List each line of the data that holds the string "this".

* START RECORD EXCERPTS *

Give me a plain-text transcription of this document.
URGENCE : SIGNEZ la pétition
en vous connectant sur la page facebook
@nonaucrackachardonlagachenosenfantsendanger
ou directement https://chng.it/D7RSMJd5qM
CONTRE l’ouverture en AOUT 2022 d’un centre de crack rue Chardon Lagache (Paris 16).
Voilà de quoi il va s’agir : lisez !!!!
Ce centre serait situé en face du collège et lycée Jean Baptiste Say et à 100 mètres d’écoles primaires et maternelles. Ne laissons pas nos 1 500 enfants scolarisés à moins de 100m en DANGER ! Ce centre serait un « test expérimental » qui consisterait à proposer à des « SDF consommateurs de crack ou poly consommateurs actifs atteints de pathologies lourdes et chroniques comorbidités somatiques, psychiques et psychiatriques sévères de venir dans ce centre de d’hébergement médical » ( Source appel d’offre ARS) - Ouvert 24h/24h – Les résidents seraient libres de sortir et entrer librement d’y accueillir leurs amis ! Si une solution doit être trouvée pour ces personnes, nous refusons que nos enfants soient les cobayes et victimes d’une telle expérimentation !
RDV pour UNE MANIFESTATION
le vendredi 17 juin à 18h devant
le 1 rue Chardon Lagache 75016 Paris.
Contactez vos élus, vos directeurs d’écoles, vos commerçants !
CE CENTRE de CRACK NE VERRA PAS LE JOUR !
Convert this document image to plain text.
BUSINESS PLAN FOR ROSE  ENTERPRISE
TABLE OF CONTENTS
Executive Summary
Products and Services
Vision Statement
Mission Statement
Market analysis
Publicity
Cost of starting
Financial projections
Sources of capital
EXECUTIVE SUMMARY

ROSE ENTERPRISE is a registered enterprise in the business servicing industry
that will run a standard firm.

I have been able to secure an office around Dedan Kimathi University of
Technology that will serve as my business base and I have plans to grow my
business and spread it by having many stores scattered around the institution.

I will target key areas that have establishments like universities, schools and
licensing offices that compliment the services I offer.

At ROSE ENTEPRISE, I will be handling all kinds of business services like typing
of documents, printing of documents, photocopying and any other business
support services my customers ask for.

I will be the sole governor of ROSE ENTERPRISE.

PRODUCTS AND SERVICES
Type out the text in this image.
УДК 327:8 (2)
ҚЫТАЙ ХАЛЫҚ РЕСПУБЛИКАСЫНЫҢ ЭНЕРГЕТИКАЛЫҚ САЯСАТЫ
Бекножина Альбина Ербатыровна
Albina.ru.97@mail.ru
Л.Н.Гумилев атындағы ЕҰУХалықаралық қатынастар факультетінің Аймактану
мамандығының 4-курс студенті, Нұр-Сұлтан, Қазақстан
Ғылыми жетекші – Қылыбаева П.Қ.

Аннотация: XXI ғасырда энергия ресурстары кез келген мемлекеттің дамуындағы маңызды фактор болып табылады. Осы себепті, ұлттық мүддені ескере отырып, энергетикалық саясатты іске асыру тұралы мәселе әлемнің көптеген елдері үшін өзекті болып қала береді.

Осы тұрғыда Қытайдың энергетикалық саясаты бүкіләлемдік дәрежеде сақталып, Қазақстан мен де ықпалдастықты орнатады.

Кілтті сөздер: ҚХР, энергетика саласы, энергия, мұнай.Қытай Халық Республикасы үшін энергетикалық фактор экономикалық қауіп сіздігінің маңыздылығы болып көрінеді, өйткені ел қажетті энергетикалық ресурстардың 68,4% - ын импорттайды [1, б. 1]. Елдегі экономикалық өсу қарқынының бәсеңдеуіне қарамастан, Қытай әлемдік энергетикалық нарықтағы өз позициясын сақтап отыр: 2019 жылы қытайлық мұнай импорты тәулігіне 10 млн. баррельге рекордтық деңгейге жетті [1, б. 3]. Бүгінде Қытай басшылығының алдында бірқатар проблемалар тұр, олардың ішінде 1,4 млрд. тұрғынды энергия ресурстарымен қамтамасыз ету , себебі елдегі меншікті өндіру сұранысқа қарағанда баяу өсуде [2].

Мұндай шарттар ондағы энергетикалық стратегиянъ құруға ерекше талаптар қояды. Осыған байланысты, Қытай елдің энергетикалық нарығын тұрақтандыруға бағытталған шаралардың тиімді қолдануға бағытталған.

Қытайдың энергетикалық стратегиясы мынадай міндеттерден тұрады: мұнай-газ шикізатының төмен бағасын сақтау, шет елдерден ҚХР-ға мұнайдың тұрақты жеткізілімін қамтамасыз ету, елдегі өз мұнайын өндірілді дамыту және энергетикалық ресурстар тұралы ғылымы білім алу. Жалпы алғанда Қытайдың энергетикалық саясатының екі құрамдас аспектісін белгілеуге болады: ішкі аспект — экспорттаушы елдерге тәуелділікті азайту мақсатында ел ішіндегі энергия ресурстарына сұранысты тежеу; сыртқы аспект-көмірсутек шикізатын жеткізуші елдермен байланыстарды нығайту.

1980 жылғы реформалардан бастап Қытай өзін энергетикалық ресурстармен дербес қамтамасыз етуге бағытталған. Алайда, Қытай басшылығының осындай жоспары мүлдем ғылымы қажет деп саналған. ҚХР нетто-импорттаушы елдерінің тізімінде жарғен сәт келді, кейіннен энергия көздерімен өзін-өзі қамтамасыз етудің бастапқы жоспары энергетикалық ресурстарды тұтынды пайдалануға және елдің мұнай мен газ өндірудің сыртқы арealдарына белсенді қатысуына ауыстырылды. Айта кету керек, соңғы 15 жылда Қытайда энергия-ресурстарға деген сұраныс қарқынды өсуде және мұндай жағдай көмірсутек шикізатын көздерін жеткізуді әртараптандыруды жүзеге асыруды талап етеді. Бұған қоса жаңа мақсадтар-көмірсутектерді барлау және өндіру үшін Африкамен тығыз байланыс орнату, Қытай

* END RECORD EXCERPTS *

ANSWER IN FULL:
Give me a plain-text transcription of this document.
Convert this document image to plain text.
Type out the text in this image.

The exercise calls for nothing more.